**Data rows:**
==============================
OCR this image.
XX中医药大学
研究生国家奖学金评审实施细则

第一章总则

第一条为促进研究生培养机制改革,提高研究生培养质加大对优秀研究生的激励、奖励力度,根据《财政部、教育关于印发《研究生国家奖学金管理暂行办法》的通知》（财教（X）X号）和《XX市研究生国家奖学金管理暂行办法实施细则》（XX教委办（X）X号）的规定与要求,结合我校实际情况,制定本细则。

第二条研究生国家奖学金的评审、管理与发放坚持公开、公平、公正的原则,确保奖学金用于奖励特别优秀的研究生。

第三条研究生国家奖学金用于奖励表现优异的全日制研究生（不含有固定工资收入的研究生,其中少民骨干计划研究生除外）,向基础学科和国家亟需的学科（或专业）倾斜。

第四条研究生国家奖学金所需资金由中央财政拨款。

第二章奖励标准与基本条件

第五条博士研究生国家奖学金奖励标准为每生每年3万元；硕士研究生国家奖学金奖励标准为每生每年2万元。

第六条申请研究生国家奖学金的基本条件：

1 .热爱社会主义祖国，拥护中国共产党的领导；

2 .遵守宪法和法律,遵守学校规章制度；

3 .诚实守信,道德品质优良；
==============================
**Task instructions:**
Go through the listing and copy all of it exactly.

**Reply:**
OCR this image.
XX中医药大学
研究生国家奖学金评审实施细则

第一章总则

第一条为促进研究生培养机制改革,提高研究生培养质加大对优秀研究生的激励、奖励力度,根据《财政部、教育关于印发《研究生国家奖学金管理暂行办法》的通知》（财教（X）X号）和《XX市研究生国家奖学金管理暂行办法实施细则》（XX教委办（X）X号）的规定与要求,结合我校实际情况,制定本细则。

第二条研究生国家奖学金的评审、管理与发放坚持公开、公平、公正的原则,确保奖学金用于奖励特别优秀的研究生。

第三条研究生国家奖学金用于奖励表现优异的全日制研究生（不含有固定工资收入的研究生,其中少民骨干计划研究生除外）,向基础学科和国家亟需的学科（或专业）倾斜。

第四条研究生国家奖学金所需资金由中央财政拨款。

第二章奖励标准与基本条件

第五条博士研究生国家奖学金奖励标准为每生每年3万元；硕士研究生国家奖学金奖励标准为每生每年2万元。

第六条申请研究生国家奖学金的基本条件：

1 .热爱社会主义祖国，拥护中国共产党的领导；

2 .遵守宪法和法律,遵守学校规章制度；

3 .诚实守信,道德品质优良；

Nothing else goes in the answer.